### EXERCISE BRIEF
Show each line that has the string "JSON" in it.

*****

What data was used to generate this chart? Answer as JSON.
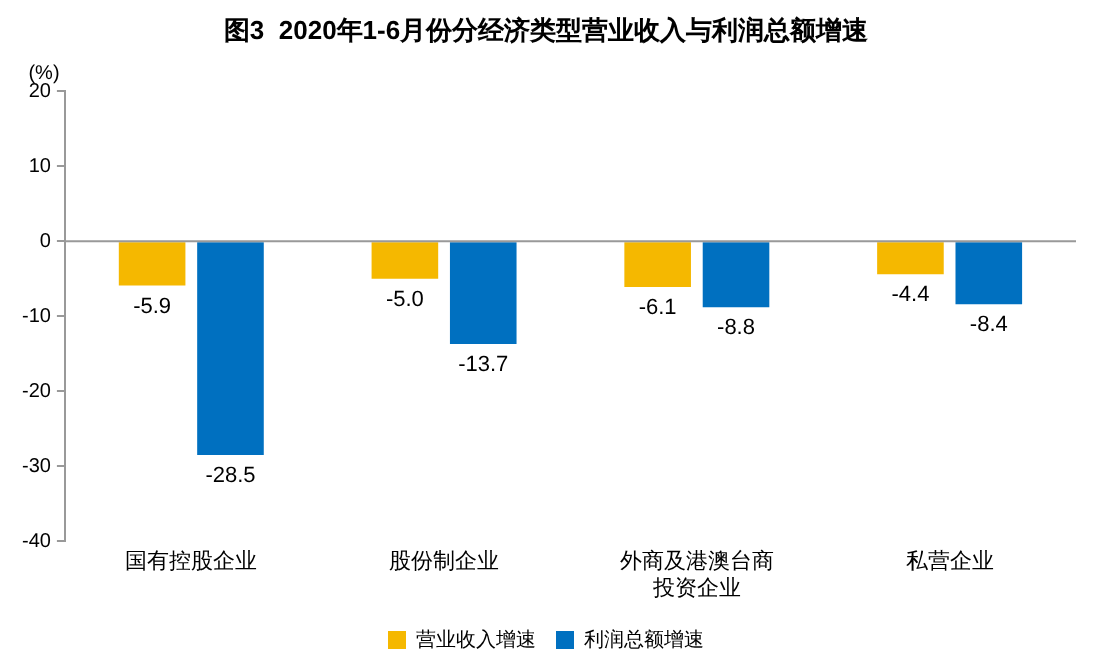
{
  "chart_data": {
    "type": "bar",
    "title": "图3  2020年1-6月份分经济类型营业收入与利润总额增速",
    "ylabel": "(%)",
    "categories": [
      "国有控股企业",
      "股份制企业",
      "外商及港澳台商投资企业",
      "私营企业"
    ],
    "series": [
      {
        "name": "营业收入增速",
        "color": "#f5b800",
        "values": [
          -5.9,
          -5.0,
          -6.1,
          -4.4
        ],
        "value_labels": [
          "-5.9",
          "-5.0",
          "-6.1",
          "-4.4"
        ]
      },
      {
        "name": "利润总额增速",
        "color": "#0070c0",
        "values": [
          -28.5,
          -13.7,
          -8.8,
          -8.4
        ],
        "value_labels": [
          "-28.5",
          "-13.7",
          "-8.8",
          "-8.4"
        ]
      }
    ],
    "ylim": [
      -40,
      20
    ],
    "yticks": [
      -40,
      -30,
      -20,
      -10,
      0,
      10,
      20
    ],
    "legend": "bottom"
  }
}
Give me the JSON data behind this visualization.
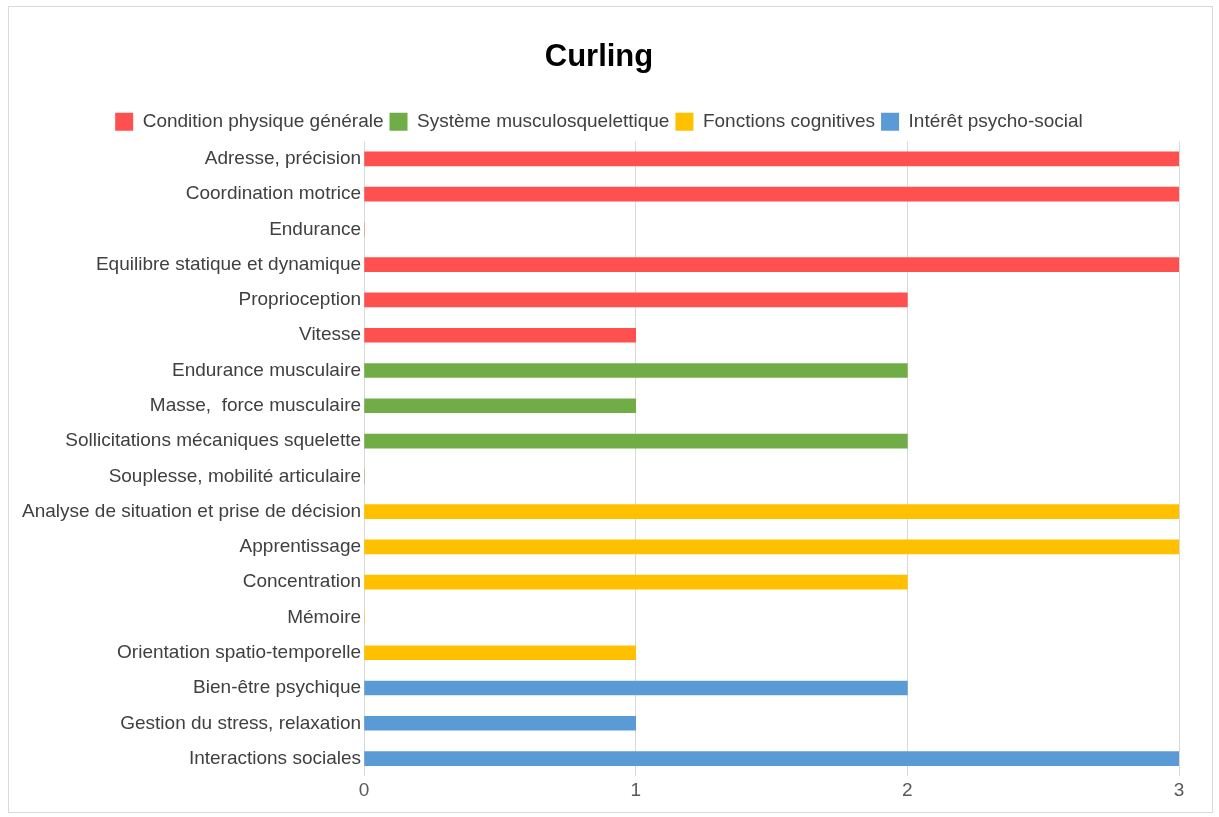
{
  "chart_data": {
    "type": "bar",
    "title": "Curling",
    "orientation": "horizontal",
    "categories": [
      "Adresse, précision",
      "Coordination motrice",
      "Endurance",
      "Equilibre statique et dynamique",
      "Proprioception",
      "Vitesse",
      "Endurance musculaire",
      "Masse,  force musculaire",
      "Sollicitations mécaniques squelette",
      "Souplesse, mobilité articulaire",
      "Analyse de situation et prise de décision",
      "Apprentissage",
      "Concentration",
      "Mémoire",
      "Orientation spatio-temporelle",
      "Bien-être psychique",
      "Gestion du stress, relaxation",
      "Interactions sociales"
    ],
    "series": [
      {
        "name": "Condition physique générale",
        "color": "#ff5050",
        "values": [
          3,
          3,
          0,
          3,
          2,
          1,
          null,
          null,
          null,
          null,
          null,
          null,
          null,
          null,
          null,
          null,
          null,
          null
        ]
      },
      {
        "name": "Système musculosquelettique",
        "color": "#70ad47",
        "values": [
          null,
          null,
          null,
          null,
          null,
          null,
          2,
          1,
          2,
          0,
          null,
          null,
          null,
          null,
          null,
          null,
          null,
          null
        ]
      },
      {
        "name": "Fonctions cognitives",
        "color": "#ffc000",
        "values": [
          null,
          null,
          null,
          null,
          null,
          null,
          null,
          null,
          null,
          null,
          3,
          3,
          2,
          0,
          1,
          null,
          null,
          null
        ]
      },
      {
        "name": "Intérêt psycho-social",
        "color": "#5b9bd5",
        "values": [
          null,
          null,
          null,
          null,
          null,
          null,
          null,
          null,
          null,
          null,
          null,
          null,
          null,
          null,
          null,
          2,
          1,
          3
        ]
      }
    ],
    "xlim": [
      0,
      3
    ],
    "xticks": [
      0,
      1,
      2,
      3
    ],
    "grid": "x",
    "legend": "top"
  }
}
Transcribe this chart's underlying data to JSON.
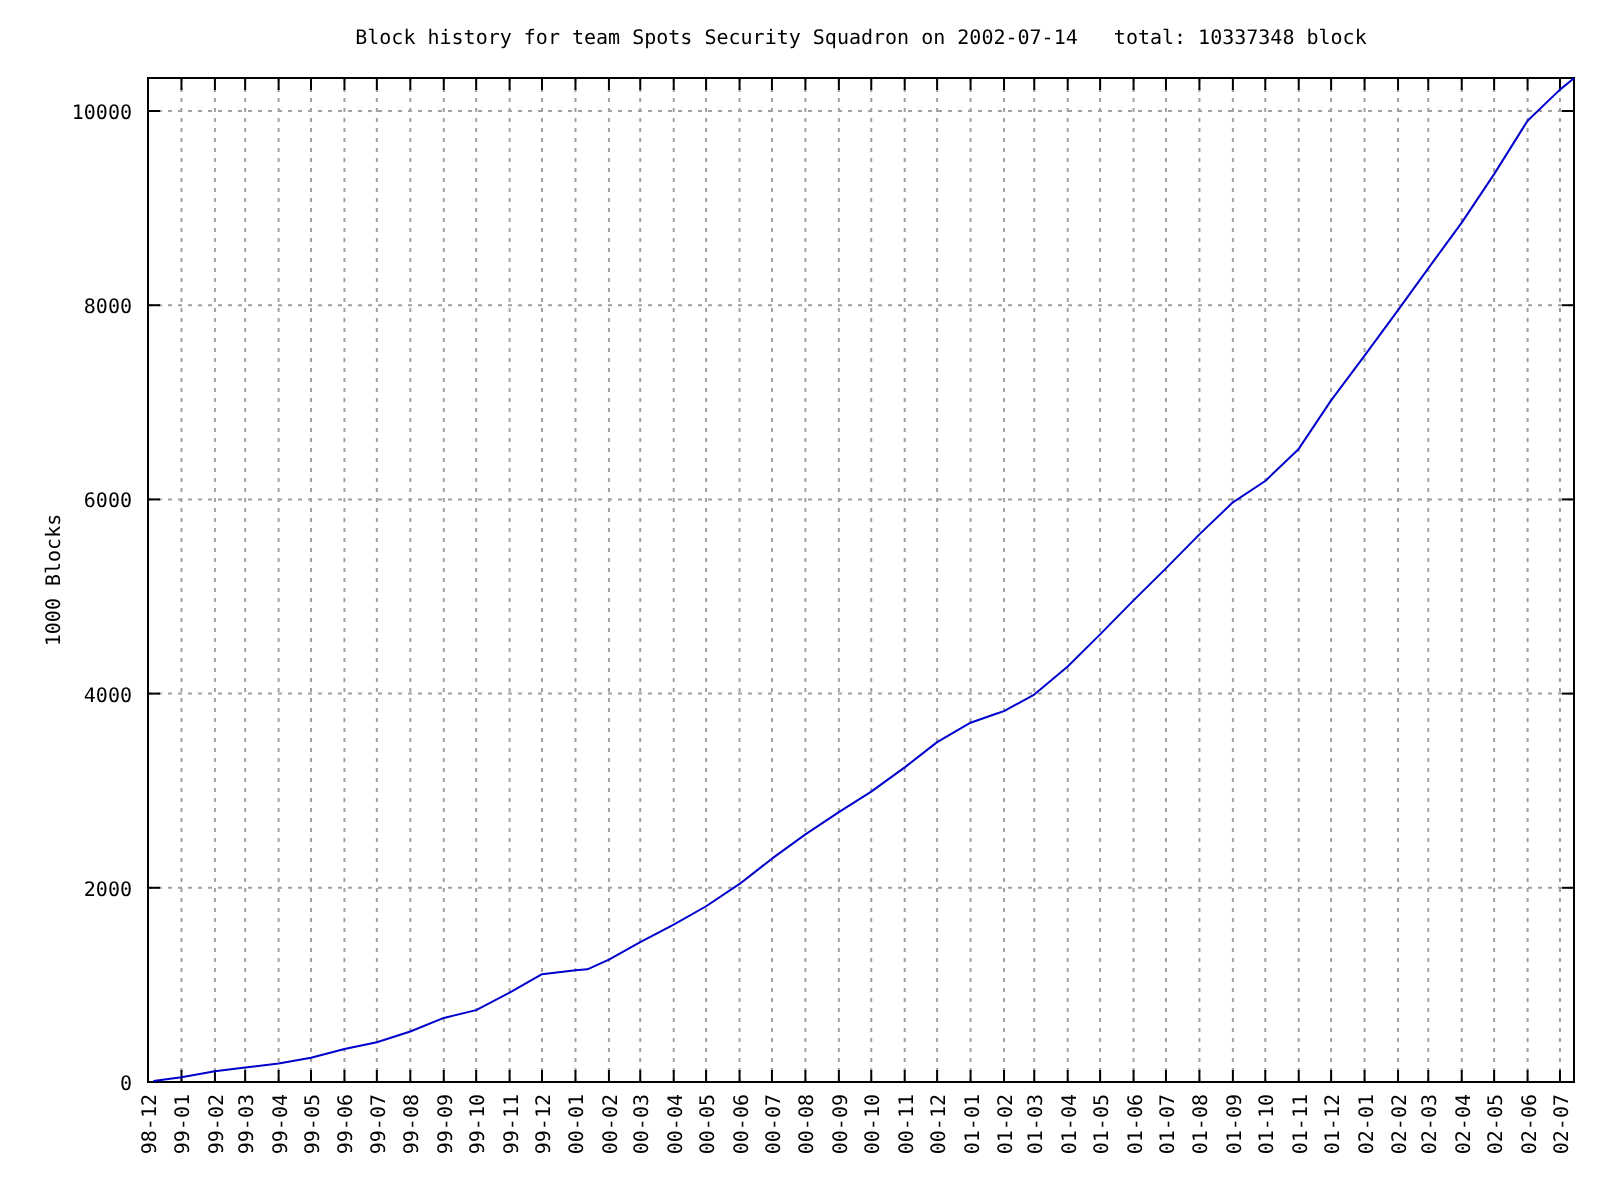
{
  "chart_data": {
    "type": "line",
    "title": "Block history for team Spots Security Squadron on 2002-07-14   total: 10337348 block",
    "ylabel": "1000 Blocks",
    "xlim": [
      "1998-12-01",
      "2002-07-14"
    ],
    "ylim": [
      0,
      10340
    ],
    "yticks": [
      0,
      2000,
      4000,
      6000,
      8000,
      10000
    ],
    "xticks": [
      {
        "value": "1998-12",
        "label": "98-12"
      },
      {
        "value": "1999-01",
        "label": "99-01"
      },
      {
        "value": "1999-02",
        "label": "99-02"
      },
      {
        "value": "1999-03",
        "label": "99-03"
      },
      {
        "value": "1999-04",
        "label": "99-04"
      },
      {
        "value": "1999-05",
        "label": "99-05"
      },
      {
        "value": "1999-06",
        "label": "99-06"
      },
      {
        "value": "1999-07",
        "label": "99-07"
      },
      {
        "value": "1999-08",
        "label": "99-08"
      },
      {
        "value": "1999-09",
        "label": "99-09"
      },
      {
        "value": "1999-10",
        "label": "99-10"
      },
      {
        "value": "1999-11",
        "label": "99-11"
      },
      {
        "value": "1999-12",
        "label": "99-12"
      },
      {
        "value": "2000-01",
        "label": "00-01"
      },
      {
        "value": "2000-02",
        "label": "00-02"
      },
      {
        "value": "2000-03",
        "label": "00-03"
      },
      {
        "value": "2000-04",
        "label": "00-04"
      },
      {
        "value": "2000-05",
        "label": "00-05"
      },
      {
        "value": "2000-06",
        "label": "00-06"
      },
      {
        "value": "2000-07",
        "label": "00-07"
      },
      {
        "value": "2000-08",
        "label": "00-08"
      },
      {
        "value": "2000-09",
        "label": "00-09"
      },
      {
        "value": "2000-10",
        "label": "00-10"
      },
      {
        "value": "2000-11",
        "label": "00-11"
      },
      {
        "value": "2000-12",
        "label": "00-12"
      },
      {
        "value": "2001-01",
        "label": "01-01"
      },
      {
        "value": "2001-02",
        "label": "01-02"
      },
      {
        "value": "2001-03",
        "label": "01-03"
      },
      {
        "value": "2001-04",
        "label": "01-04"
      },
      {
        "value": "2001-05",
        "label": "01-05"
      },
      {
        "value": "2001-06",
        "label": "01-06"
      },
      {
        "value": "2001-07",
        "label": "01-07"
      },
      {
        "value": "2001-08",
        "label": "01-08"
      },
      {
        "value": "2001-09",
        "label": "01-09"
      },
      {
        "value": "2001-10",
        "label": "01-10"
      },
      {
        "value": "2001-11",
        "label": "01-11"
      },
      {
        "value": "2001-12",
        "label": "01-12"
      },
      {
        "value": "2002-01",
        "label": "02-01"
      },
      {
        "value": "2002-02",
        "label": "02-02"
      },
      {
        "value": "2002-03",
        "label": "02-03"
      },
      {
        "value": "2002-04",
        "label": "02-04"
      },
      {
        "value": "2002-05",
        "label": "02-05"
      },
      {
        "value": "2002-06",
        "label": "02-06"
      },
      {
        "value": "2002-07",
        "label": "02-07"
      }
    ],
    "grid": true,
    "x": [
      "1998-12-06",
      "1999-01-01",
      "1999-02-01",
      "1999-03-01",
      "1999-04-01",
      "1999-05-01",
      "1999-06-01",
      "1999-07-01",
      "1999-08-01",
      "1999-09-01",
      "1999-10-01",
      "1999-11-01",
      "1999-12-01",
      "2000-01-01",
      "2000-01-12",
      "2000-02-01",
      "2000-03-01",
      "2000-04-01",
      "2000-05-01",
      "2000-06-01",
      "2000-07-01",
      "2000-08-01",
      "2000-09-01",
      "2000-10-01",
      "2000-11-01",
      "2000-12-01",
      "2001-01-01",
      "2001-01-24",
      "2001-02-01",
      "2001-03-01",
      "2001-04-01",
      "2001-05-01",
      "2001-06-01",
      "2001-07-01",
      "2001-08-01",
      "2001-09-01",
      "2001-10-01",
      "2001-11-01",
      "2001-12-01",
      "2002-01-01",
      "2002-02-01",
      "2002-03-01",
      "2002-04-01",
      "2002-05-01",
      "2002-06-01",
      "2002-07-01",
      "2002-07-14"
    ],
    "series": [
      {
        "color": "#0000cc",
        "values": [
          10,
          50,
          110,
          150,
          190,
          250,
          340,
          410,
          520,
          660,
          740,
          920,
          1110,
          1150,
          1160,
          1260,
          1440,
          1620,
          1810,
          2040,
          2300,
          2550,
          2780,
          2990,
          3240,
          3500,
          3700,
          3790,
          3820,
          3990,
          4280,
          4610,
          4960,
          5290,
          5640,
          5970,
          6190,
          6520,
          7020,
          7480,
          7950,
          8380,
          8850,
          9350,
          9900,
          10220,
          10337
        ]
      }
    ]
  }
}
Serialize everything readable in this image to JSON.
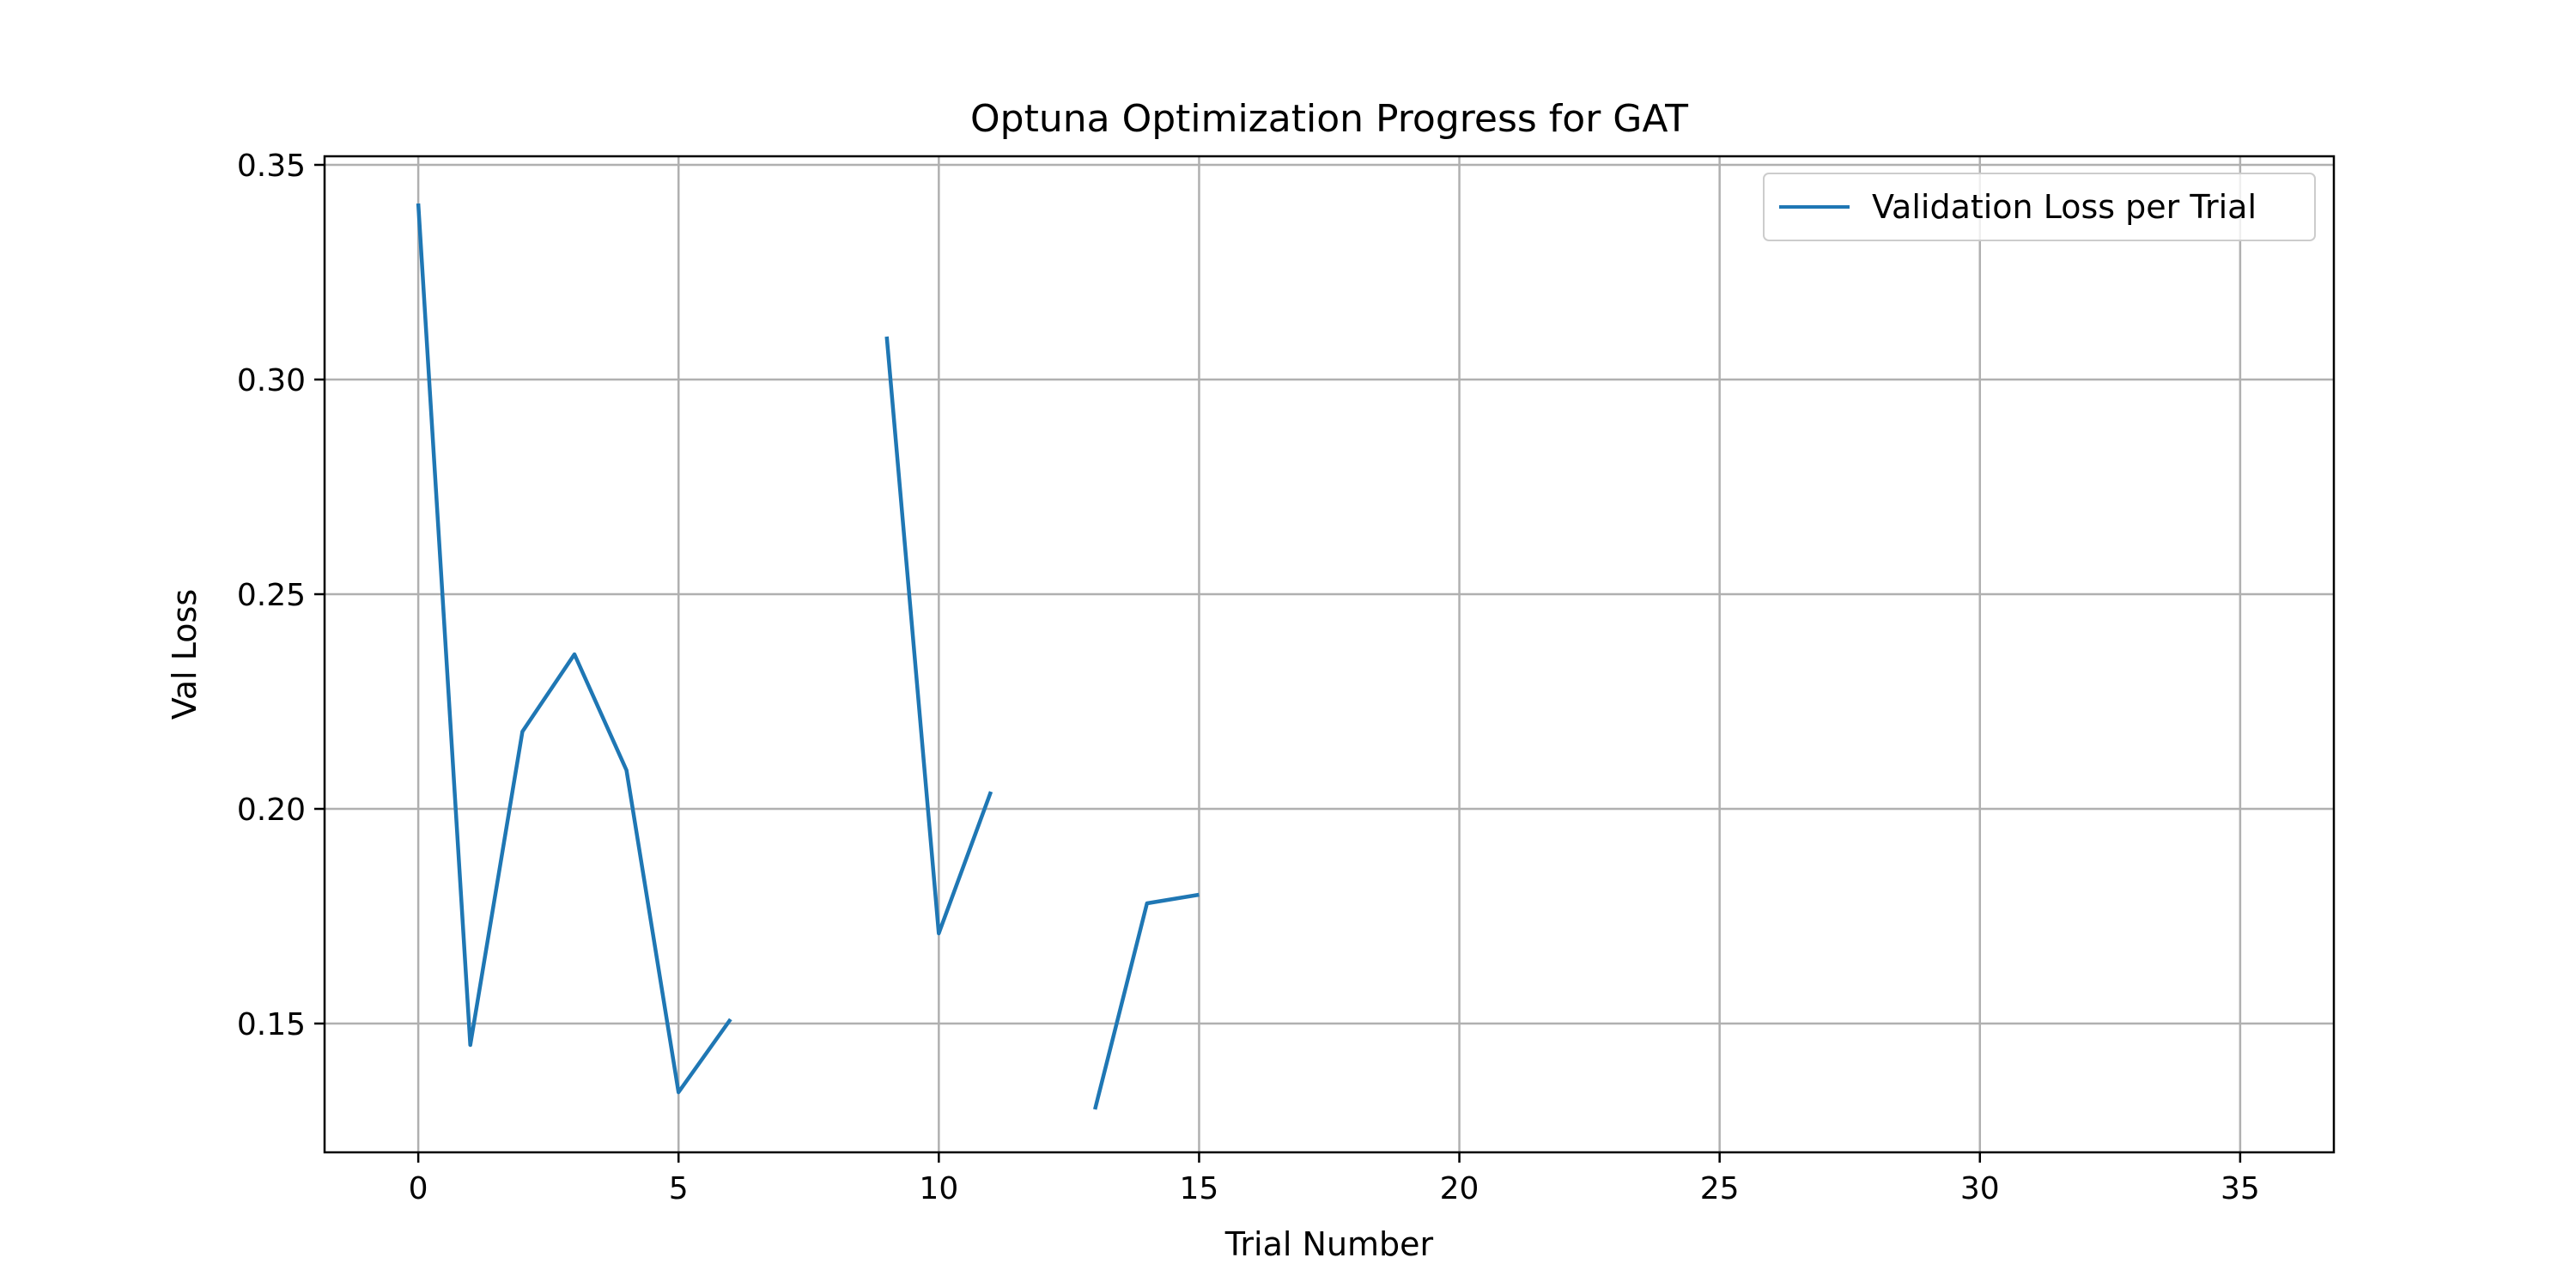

*****

### RESPONSE
What data was used to generate this chart? Answer as JSON.
Give me the JSON data behind this visualization.
Transcribe this chart's underlying data to JSON.
Serialize everything readable in this image to JSON.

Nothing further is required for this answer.